Records excerpted from a collection

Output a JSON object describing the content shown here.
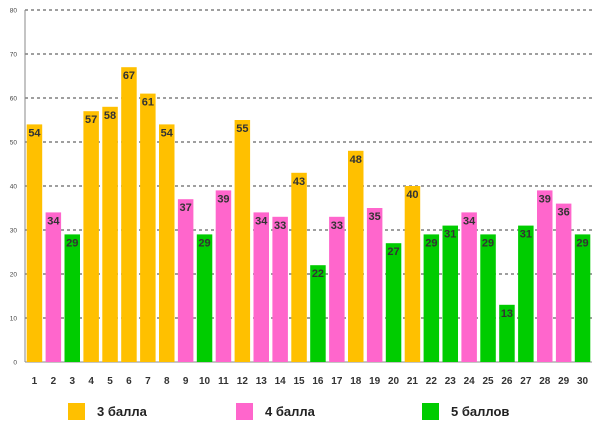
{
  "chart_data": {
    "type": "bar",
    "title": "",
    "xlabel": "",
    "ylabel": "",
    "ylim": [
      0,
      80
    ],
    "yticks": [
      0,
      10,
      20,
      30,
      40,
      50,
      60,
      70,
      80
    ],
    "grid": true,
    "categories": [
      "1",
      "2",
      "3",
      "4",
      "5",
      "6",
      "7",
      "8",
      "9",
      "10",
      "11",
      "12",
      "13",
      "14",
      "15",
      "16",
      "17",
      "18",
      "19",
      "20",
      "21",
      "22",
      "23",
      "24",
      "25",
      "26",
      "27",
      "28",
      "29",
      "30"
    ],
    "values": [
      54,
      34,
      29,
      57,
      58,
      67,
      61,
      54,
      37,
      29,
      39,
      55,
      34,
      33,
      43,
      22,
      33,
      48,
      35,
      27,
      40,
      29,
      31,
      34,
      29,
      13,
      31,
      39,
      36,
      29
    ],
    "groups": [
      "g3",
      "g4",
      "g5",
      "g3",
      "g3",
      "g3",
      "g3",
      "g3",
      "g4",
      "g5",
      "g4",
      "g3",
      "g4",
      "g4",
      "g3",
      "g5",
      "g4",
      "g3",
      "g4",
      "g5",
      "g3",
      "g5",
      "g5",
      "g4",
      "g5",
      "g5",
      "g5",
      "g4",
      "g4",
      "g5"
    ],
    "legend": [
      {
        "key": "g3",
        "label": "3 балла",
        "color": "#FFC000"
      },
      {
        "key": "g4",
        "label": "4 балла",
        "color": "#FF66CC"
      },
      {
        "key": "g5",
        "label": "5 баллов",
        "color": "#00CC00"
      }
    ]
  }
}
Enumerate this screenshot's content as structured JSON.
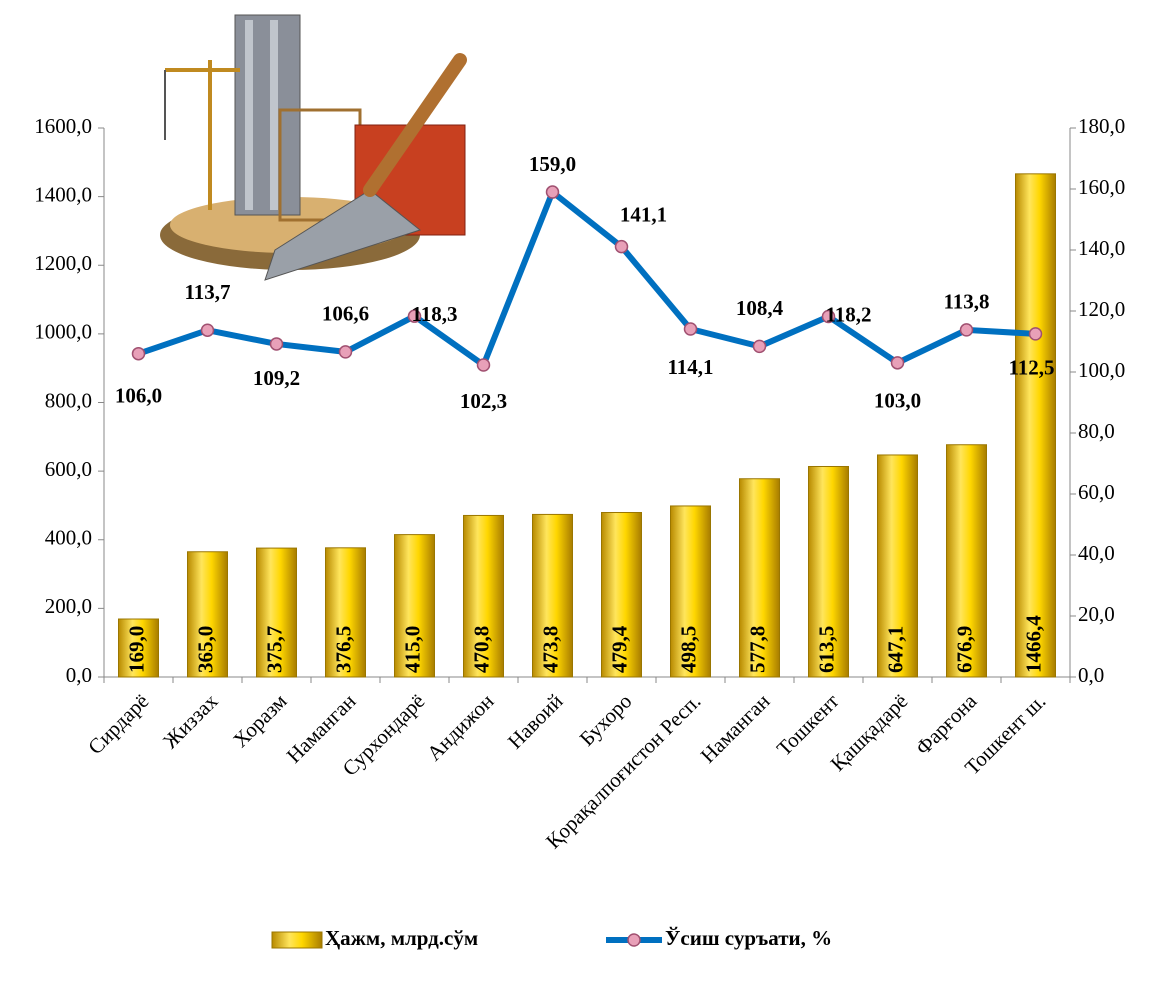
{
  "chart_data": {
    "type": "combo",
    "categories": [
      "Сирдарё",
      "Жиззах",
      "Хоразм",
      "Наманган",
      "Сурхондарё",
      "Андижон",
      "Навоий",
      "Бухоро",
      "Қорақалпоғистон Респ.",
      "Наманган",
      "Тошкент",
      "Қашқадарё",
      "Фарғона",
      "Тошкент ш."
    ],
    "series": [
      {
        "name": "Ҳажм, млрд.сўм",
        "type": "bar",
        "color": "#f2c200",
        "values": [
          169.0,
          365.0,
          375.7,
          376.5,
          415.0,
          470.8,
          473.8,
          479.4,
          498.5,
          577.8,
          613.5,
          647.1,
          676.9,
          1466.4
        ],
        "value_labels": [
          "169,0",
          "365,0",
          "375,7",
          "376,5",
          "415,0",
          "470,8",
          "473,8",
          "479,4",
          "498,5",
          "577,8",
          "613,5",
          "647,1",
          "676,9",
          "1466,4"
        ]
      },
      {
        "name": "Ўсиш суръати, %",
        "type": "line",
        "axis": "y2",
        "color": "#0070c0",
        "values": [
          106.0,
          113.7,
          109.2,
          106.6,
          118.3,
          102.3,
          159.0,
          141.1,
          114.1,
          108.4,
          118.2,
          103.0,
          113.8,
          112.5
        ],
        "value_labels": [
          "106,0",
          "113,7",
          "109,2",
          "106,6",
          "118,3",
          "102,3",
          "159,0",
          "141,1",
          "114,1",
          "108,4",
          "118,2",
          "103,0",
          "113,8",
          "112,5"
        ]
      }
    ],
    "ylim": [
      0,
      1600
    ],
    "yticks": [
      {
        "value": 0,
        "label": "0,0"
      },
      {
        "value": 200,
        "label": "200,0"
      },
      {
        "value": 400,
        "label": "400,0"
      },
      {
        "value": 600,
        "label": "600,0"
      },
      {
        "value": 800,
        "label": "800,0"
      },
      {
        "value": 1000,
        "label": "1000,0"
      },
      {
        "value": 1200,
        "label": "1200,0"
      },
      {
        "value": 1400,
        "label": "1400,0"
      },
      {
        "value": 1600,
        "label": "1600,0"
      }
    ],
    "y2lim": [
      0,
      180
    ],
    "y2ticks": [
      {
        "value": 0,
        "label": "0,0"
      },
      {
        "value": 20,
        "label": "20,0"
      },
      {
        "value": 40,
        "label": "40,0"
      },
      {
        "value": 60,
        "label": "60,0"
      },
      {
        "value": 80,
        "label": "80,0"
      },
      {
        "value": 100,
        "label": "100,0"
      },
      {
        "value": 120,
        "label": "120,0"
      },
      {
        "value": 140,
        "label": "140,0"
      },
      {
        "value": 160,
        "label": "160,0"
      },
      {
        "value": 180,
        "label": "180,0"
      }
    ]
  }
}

---

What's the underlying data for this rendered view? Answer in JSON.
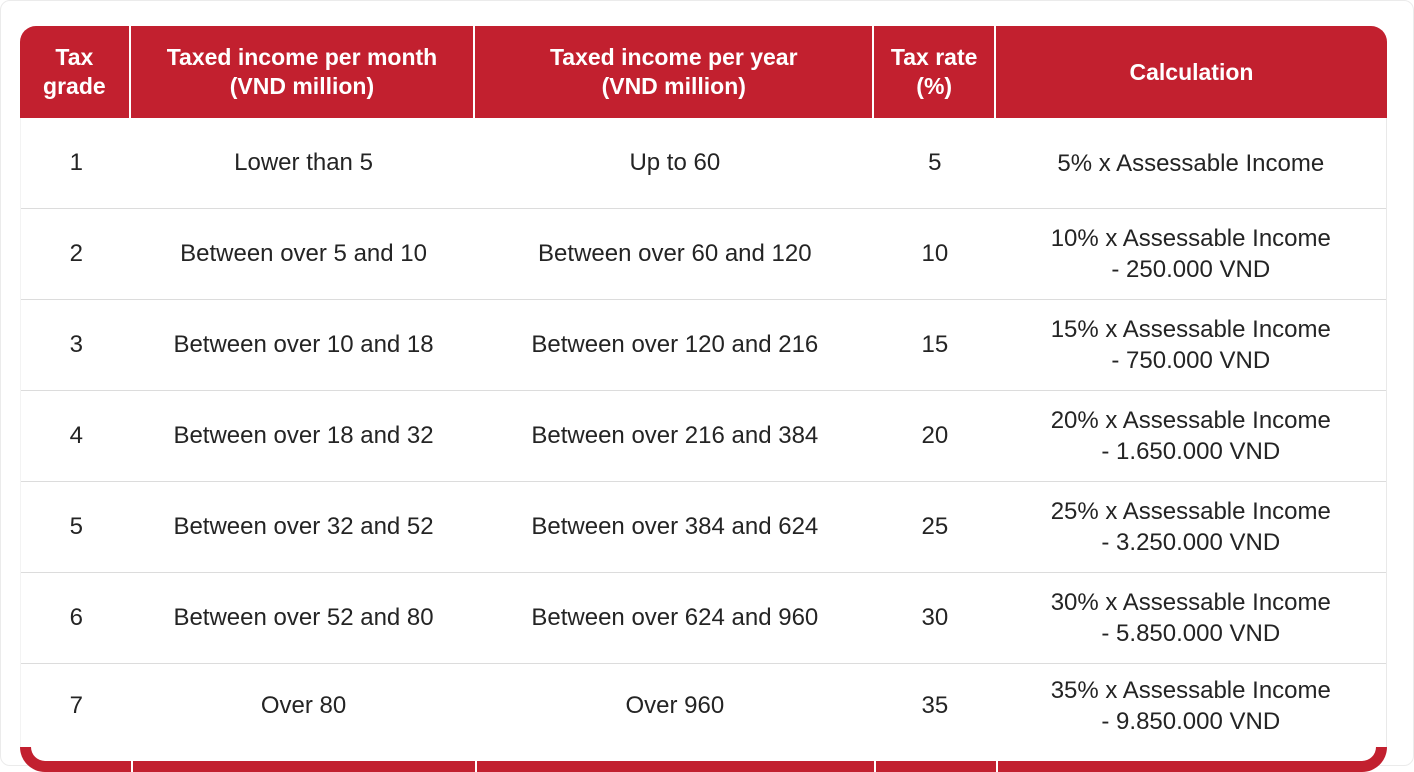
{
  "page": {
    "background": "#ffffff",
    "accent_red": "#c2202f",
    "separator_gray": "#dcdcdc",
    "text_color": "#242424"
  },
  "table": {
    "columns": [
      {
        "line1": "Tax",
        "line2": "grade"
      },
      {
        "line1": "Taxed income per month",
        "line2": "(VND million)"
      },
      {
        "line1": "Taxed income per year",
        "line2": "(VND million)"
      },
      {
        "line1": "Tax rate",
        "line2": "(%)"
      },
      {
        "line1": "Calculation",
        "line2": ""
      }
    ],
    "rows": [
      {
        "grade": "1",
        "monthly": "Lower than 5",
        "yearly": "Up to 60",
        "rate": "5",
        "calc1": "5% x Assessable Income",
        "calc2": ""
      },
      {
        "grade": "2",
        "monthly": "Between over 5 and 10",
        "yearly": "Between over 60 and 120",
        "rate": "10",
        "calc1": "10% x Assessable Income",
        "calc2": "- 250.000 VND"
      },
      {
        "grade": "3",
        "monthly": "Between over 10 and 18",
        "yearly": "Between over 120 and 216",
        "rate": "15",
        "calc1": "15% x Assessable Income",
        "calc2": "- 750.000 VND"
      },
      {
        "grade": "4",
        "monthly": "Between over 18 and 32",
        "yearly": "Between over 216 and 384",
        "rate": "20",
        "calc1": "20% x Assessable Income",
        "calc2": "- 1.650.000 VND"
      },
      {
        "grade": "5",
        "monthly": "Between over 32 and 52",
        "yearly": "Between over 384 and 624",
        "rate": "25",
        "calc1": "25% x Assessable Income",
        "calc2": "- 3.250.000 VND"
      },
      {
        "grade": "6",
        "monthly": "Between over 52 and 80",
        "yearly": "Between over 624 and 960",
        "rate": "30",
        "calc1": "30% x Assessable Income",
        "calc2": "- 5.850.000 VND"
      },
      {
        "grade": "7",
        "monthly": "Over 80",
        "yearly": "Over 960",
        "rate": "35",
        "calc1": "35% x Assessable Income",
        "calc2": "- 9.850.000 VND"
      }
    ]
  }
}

**TASK DIRECTIONS:** The answer is one number: how many lines of the material above contain "this".

**WRITTEN SOLUTION:** 2